-- start SOURCE MATERIAL --

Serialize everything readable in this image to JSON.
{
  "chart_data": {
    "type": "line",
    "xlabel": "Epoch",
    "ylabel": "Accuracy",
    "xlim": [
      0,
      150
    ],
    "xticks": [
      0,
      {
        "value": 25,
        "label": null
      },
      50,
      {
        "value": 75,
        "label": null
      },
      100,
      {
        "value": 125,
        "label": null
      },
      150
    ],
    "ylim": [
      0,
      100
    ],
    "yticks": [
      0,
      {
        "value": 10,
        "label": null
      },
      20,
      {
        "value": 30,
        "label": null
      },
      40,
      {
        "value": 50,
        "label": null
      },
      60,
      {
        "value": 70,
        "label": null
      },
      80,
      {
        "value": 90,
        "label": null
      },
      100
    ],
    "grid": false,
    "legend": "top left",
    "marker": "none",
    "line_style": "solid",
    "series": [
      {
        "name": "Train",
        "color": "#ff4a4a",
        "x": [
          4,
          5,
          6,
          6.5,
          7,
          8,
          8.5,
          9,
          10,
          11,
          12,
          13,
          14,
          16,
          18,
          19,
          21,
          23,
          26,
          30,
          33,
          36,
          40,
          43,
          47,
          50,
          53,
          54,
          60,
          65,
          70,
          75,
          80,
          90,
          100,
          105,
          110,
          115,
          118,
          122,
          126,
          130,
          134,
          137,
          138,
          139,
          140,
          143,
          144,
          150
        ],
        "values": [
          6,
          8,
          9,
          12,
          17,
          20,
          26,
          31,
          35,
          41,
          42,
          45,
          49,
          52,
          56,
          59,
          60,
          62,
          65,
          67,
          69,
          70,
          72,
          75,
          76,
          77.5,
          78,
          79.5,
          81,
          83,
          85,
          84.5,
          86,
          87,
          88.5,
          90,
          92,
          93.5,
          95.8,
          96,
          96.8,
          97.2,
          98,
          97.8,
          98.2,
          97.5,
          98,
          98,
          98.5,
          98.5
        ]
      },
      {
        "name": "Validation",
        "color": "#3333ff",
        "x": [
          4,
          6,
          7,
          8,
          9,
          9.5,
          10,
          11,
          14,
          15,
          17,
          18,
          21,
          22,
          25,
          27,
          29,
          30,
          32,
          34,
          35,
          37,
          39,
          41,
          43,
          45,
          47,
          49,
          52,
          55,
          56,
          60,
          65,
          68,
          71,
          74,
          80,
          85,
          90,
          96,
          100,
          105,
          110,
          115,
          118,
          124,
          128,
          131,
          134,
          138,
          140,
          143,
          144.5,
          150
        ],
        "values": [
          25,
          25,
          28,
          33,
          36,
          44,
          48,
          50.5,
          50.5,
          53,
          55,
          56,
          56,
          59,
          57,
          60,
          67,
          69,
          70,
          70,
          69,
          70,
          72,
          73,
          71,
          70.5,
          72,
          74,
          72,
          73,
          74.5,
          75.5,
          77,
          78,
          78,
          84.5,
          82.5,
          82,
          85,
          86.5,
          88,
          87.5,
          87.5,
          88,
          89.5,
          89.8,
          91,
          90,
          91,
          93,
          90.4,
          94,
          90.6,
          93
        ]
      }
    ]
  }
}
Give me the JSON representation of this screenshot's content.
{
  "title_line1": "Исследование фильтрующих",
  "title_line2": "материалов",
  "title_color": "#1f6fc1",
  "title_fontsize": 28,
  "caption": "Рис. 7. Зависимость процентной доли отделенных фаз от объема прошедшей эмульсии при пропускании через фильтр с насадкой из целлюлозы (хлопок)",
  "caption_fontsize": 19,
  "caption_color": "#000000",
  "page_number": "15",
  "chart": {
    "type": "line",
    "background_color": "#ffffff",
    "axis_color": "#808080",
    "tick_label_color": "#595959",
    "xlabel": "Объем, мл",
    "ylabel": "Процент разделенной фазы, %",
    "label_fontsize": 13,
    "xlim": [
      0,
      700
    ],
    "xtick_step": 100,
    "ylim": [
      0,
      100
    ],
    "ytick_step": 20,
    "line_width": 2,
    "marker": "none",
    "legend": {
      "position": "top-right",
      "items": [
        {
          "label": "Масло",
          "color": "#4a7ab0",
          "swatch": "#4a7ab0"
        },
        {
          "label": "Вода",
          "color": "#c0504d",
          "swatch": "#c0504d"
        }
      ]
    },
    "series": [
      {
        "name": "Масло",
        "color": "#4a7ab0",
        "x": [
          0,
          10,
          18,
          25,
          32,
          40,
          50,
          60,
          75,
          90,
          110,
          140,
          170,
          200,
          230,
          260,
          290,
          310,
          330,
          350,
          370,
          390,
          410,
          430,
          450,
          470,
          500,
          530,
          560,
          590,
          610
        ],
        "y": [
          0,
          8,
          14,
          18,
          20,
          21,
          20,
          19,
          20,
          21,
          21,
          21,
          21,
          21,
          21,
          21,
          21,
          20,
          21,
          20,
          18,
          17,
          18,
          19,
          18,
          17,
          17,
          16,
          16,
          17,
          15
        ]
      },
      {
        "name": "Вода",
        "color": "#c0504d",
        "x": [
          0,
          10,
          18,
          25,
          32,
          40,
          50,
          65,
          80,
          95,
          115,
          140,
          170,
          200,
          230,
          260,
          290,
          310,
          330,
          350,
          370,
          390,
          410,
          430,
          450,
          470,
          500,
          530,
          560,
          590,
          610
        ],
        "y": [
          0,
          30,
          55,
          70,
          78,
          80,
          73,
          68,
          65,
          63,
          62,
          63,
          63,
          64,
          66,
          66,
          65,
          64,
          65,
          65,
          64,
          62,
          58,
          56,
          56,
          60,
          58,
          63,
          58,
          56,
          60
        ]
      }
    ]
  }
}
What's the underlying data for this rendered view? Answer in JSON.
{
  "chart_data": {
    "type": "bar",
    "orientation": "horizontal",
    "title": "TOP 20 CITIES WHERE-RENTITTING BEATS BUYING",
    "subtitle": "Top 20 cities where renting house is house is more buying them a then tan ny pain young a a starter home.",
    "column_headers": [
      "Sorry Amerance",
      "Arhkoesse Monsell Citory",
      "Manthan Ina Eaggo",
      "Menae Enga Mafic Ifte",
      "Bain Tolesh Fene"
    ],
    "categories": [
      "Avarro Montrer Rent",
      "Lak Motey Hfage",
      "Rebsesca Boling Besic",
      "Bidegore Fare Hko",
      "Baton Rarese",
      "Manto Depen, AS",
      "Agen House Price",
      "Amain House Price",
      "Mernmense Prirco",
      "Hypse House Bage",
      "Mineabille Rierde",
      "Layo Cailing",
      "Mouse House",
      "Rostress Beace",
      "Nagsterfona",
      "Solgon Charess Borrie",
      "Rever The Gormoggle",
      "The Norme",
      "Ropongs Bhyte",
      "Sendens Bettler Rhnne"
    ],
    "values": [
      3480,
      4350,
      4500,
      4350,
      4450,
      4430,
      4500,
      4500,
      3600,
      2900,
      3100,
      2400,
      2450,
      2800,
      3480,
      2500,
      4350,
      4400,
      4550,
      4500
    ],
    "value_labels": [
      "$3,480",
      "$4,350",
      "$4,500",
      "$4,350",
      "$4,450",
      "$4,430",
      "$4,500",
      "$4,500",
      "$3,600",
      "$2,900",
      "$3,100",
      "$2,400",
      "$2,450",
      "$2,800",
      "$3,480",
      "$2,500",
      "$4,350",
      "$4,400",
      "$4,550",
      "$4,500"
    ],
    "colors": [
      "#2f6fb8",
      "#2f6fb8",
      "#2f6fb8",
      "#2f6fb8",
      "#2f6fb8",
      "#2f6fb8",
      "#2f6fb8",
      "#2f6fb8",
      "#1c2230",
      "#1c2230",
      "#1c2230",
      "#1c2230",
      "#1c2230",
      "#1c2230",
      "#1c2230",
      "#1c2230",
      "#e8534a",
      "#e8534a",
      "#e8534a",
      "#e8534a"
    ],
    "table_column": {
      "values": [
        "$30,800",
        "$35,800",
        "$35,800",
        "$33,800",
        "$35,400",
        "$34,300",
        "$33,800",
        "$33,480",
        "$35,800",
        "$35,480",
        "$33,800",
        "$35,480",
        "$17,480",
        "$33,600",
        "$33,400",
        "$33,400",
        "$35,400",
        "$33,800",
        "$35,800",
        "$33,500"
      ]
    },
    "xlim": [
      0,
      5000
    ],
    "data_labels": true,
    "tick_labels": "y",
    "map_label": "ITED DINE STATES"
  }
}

-- end SOURCE MATERIAL --

EXERCISE OBJECTIVE
Report all lines of the data that include the word "this".

CORRECT ANSWER
Serialize everything readable in this image to JSON.
Give me the JSON representation of this screenshot's content.
What's the underlying data for this rendered view? Answer in JSON.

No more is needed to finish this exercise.